__EXERCISE GOAL__: Each entry below is to be duplicated verbatim.

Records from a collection
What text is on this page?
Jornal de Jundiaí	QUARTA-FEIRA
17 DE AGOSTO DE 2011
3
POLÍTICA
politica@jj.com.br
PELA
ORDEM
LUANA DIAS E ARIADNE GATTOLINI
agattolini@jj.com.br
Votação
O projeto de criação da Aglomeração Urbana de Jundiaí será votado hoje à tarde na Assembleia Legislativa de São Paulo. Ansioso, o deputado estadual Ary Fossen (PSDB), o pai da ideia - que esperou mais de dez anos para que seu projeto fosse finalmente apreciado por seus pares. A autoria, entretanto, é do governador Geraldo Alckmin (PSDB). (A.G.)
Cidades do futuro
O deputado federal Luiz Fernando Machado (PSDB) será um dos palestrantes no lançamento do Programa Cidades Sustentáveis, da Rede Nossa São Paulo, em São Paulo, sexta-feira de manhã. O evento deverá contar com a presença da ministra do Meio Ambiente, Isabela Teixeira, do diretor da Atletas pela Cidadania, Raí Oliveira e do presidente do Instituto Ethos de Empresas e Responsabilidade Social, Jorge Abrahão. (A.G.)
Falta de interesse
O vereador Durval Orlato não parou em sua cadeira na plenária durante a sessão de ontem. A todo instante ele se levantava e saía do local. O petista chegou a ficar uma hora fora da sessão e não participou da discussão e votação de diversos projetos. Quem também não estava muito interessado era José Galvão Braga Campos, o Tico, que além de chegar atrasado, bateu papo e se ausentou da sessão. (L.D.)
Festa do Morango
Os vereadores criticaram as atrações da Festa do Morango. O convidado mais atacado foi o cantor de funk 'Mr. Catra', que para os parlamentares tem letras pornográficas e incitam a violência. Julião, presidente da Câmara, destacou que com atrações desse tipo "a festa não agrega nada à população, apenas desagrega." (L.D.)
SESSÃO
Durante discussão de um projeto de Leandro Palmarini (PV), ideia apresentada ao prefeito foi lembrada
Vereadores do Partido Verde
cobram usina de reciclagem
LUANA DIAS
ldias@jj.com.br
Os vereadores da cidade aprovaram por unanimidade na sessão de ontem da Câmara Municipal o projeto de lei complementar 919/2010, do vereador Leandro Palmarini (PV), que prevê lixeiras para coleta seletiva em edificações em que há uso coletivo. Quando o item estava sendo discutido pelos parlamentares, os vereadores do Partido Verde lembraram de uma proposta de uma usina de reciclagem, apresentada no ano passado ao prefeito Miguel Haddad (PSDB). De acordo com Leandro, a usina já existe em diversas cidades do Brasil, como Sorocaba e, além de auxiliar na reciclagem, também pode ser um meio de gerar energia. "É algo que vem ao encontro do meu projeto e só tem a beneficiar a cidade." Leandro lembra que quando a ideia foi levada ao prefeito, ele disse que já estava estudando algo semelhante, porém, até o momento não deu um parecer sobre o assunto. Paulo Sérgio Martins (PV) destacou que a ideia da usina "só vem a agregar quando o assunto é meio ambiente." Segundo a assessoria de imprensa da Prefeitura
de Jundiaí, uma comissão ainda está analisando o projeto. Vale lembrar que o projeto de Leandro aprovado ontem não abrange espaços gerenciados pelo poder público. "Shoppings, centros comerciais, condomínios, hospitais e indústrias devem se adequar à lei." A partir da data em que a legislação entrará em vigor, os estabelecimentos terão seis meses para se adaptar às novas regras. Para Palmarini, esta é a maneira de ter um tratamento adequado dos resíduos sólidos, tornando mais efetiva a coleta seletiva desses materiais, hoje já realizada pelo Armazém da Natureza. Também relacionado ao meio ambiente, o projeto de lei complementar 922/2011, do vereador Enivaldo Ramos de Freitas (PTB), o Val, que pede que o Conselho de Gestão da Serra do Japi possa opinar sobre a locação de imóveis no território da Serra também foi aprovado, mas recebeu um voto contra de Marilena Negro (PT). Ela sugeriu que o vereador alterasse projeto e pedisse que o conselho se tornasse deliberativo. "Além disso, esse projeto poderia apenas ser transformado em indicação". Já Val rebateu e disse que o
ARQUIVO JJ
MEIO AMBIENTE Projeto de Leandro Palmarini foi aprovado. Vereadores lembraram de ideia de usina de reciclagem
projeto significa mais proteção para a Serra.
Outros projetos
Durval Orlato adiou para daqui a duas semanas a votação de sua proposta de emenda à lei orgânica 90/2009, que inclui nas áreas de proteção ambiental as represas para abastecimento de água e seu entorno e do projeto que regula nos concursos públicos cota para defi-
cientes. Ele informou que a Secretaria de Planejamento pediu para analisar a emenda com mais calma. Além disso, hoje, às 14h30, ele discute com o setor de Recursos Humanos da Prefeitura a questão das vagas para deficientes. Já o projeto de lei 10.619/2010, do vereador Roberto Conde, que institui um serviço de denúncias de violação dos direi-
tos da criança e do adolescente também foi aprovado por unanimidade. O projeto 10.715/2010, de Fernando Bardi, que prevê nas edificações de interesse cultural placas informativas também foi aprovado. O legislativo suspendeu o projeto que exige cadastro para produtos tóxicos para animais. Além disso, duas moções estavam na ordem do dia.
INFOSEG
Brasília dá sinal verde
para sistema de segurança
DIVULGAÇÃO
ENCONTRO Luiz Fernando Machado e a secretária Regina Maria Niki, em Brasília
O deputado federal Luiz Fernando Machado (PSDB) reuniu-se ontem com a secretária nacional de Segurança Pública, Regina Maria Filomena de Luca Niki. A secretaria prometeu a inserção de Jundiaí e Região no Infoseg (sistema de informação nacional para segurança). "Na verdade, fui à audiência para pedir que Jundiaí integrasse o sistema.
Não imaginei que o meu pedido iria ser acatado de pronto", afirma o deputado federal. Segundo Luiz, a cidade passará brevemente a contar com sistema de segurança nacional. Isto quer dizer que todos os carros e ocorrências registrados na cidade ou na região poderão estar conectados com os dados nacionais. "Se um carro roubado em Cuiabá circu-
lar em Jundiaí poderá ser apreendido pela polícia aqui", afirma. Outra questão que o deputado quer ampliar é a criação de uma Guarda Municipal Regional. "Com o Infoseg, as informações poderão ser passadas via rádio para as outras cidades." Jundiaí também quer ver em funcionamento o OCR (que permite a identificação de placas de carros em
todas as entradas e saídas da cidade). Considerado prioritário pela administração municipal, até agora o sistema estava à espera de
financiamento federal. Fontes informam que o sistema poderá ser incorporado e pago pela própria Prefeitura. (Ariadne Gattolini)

__SOLUTION FOR THIS PROBLEM__:
What text is on this page?
Jornal de Jundiaí	QUARTA-FEIRA
17 DE AGOSTO DE 2011
3
POLÍTICA
politica@jj.com.br
PELA
ORDEM
LUANA DIAS E ARIADNE GATTOLINI
agattolini@jj.com.br
Votação
O projeto de criação da Aglomeração Urbana de Jundiaí será votado hoje à tarde na Assembleia Legislativa de São Paulo. Ansioso, o deputado estadual Ary Fossen (PSDB), o pai da ideia - que esperou mais de dez anos para que seu projeto fosse finalmente apreciado por seus pares. A autoria, entretanto, é do governador Geraldo Alckmin (PSDB). (A.G.)
Cidades do futuro
O deputado federal Luiz Fernando Machado (PSDB) será um dos palestrantes no lançamento do Programa Cidades Sustentáveis, da Rede Nossa São Paulo, em São Paulo, sexta-feira de manhã. O evento deverá contar com a presença da ministra do Meio Ambiente, Isabela Teixeira, do diretor da Atletas pela Cidadania, Raí Oliveira e do presidente do Instituto Ethos de Empresas e Responsabilidade Social, Jorge Abrahão. (A.G.)
Falta de interesse
O vereador Durval Orlato não parou em sua cadeira na plenária durante a sessão de ontem. A todo instante ele se levantava e saía do local. O petista chegou a ficar uma hora fora da sessão e não participou da discussão e votação de diversos projetos. Quem também não estava muito interessado era José Galvão Braga Campos, o Tico, que além de chegar atrasado, bateu papo e se ausentou da sessão. (L.D.)
Festa do Morango
Os vereadores criticaram as atrações da Festa do Morango. O convidado mais atacado foi o cantor de funk 'Mr. Catra', que para os parlamentares tem letras pornográficas e incitam a violência. Julião, presidente da Câmara, destacou que com atrações desse tipo "a festa não agrega nada à população, apenas desagrega." (L.D.)
SESSÃO
Durante discussão de um projeto de Leandro Palmarini (PV), ideia apresentada ao prefeito foi lembrada
Vereadores do Partido Verde
cobram usina de reciclagem
LUANA DIAS
ldias@jj.com.br
Os vereadores da cidade aprovaram por unanimidade na sessão de ontem da Câmara Municipal o projeto de lei complementar 919/2010, do vereador Leandro Palmarini (PV), que prevê lixeiras para coleta seletiva em edificações em que há uso coletivo. Quando o item estava sendo discutido pelos parlamentares, os vereadores do Partido Verde lembraram de uma proposta de uma usina de reciclagem, apresentada no ano passado ao prefeito Miguel Haddad (PSDB). De acordo com Leandro, a usina já existe em diversas cidades do Brasil, como Sorocaba e, além de auxiliar na reciclagem, também pode ser um meio de gerar energia. "É algo que vem ao encontro do meu projeto e só tem a beneficiar a cidade." Leandro lembra que quando a ideia foi levada ao prefeito, ele disse que já estava estudando algo semelhante, porém, até o momento não deu um parecer sobre o assunto. Paulo Sérgio Martins (PV) destacou que a ideia da usina "só vem a agregar quando o assunto é meio ambiente." Segundo a assessoria de imprensa da Prefeitura
de Jundiaí, uma comissão ainda está analisando o projeto. Vale lembrar que o projeto de Leandro aprovado ontem não abrange espaços gerenciados pelo poder público. "Shoppings, centros comerciais, condomínios, hospitais e indústrias devem se adequar à lei." A partir da data em que a legislação entrará em vigor, os estabelecimentos terão seis meses para se adaptar às novas regras. Para Palmarini, esta é a maneira de ter um tratamento adequado dos resíduos sólidos, tornando mais efetiva a coleta seletiva desses materiais, hoje já realizada pelo Armazém da Natureza. Também relacionado ao meio ambiente, o projeto de lei complementar 922/2011, do vereador Enivaldo Ramos de Freitas (PTB), o Val, que pede que o Conselho de Gestão da Serra do Japi possa opinar sobre a locação de imóveis no território da Serra também foi aprovado, mas recebeu um voto contra de Marilena Negro (PT). Ela sugeriu que o vereador alterasse projeto e pedisse que o conselho se tornasse deliberativo. "Além disso, esse projeto poderia apenas ser transformado em indicação". Já Val rebateu e disse que o
ARQUIVO JJ
MEIO AMBIENTE Projeto de Leandro Palmarini foi aprovado. Vereadores lembraram de ideia de usina de reciclagem
projeto significa mais proteção para a Serra.
Outros projetos
Durval Orlato adiou para daqui a duas semanas a votação de sua proposta de emenda à lei orgânica 90/2009, que inclui nas áreas de proteção ambiental as represas para abastecimento de água e seu entorno e do projeto que regula nos concursos públicos cota para defi-
cientes. Ele informou que a Secretaria de Planejamento pediu para analisar a emenda com mais calma. Além disso, hoje, às 14h30, ele discute com o setor de Recursos Humanos da Prefeitura a questão das vagas para deficientes. Já o projeto de lei 10.619/2010, do vereador Roberto Conde, que institui um serviço de denúncias de violação dos direi-
tos da criança e do adolescente também foi aprovado por unanimidade. O projeto 10.715/2010, de Fernando Bardi, que prevê nas edificações de interesse cultural placas informativas também foi aprovado. O legislativo suspendeu o projeto que exige cadastro para produtos tóxicos para animais. Além disso, duas moções estavam na ordem do dia.
INFOSEG
Brasília dá sinal verde
para sistema de segurança
DIVULGAÇÃO
ENCONTRO Luiz Fernando Machado e a secretária Regina Maria Niki, em Brasília
O deputado federal Luiz Fernando Machado (PSDB) reuniu-se ontem com a secretária nacional de Segurança Pública, Regina Maria Filomena de Luca Niki. A secretaria prometeu a inserção de Jundiaí e Região no Infoseg (sistema de informação nacional para segurança). "Na verdade, fui à audiência para pedir que Jundiaí integrasse o sistema.
Não imaginei que o meu pedido iria ser acatado de pronto", afirma o deputado federal. Segundo Luiz, a cidade passará brevemente a contar com sistema de segurança nacional. Isto quer dizer que todos os carros e ocorrências registrados na cidade ou na região poderão estar conectados com os dados nacionais. "Se um carro roubado em Cuiabá circu-
lar em Jundiaí poderá ser apreendido pela polícia aqui", afirma. Outra questão que o deputado quer ampliar é a criação de uma Guarda Municipal Regional. "Com o Infoseg, as informações poderão ser passadas via rádio para as outras cidades." Jundiaí também quer ver em funcionamento o OCR (que permite a identificação de placas de carros em
todas as entradas e saídas da cidade). Considerado prioritário pela administração municipal, até agora o sistema estava à espera de
financiamento federal. Fontes informam que o sistema poderá ser incorporado e pago pela própria Prefeitura. (Ariadne Gattolini)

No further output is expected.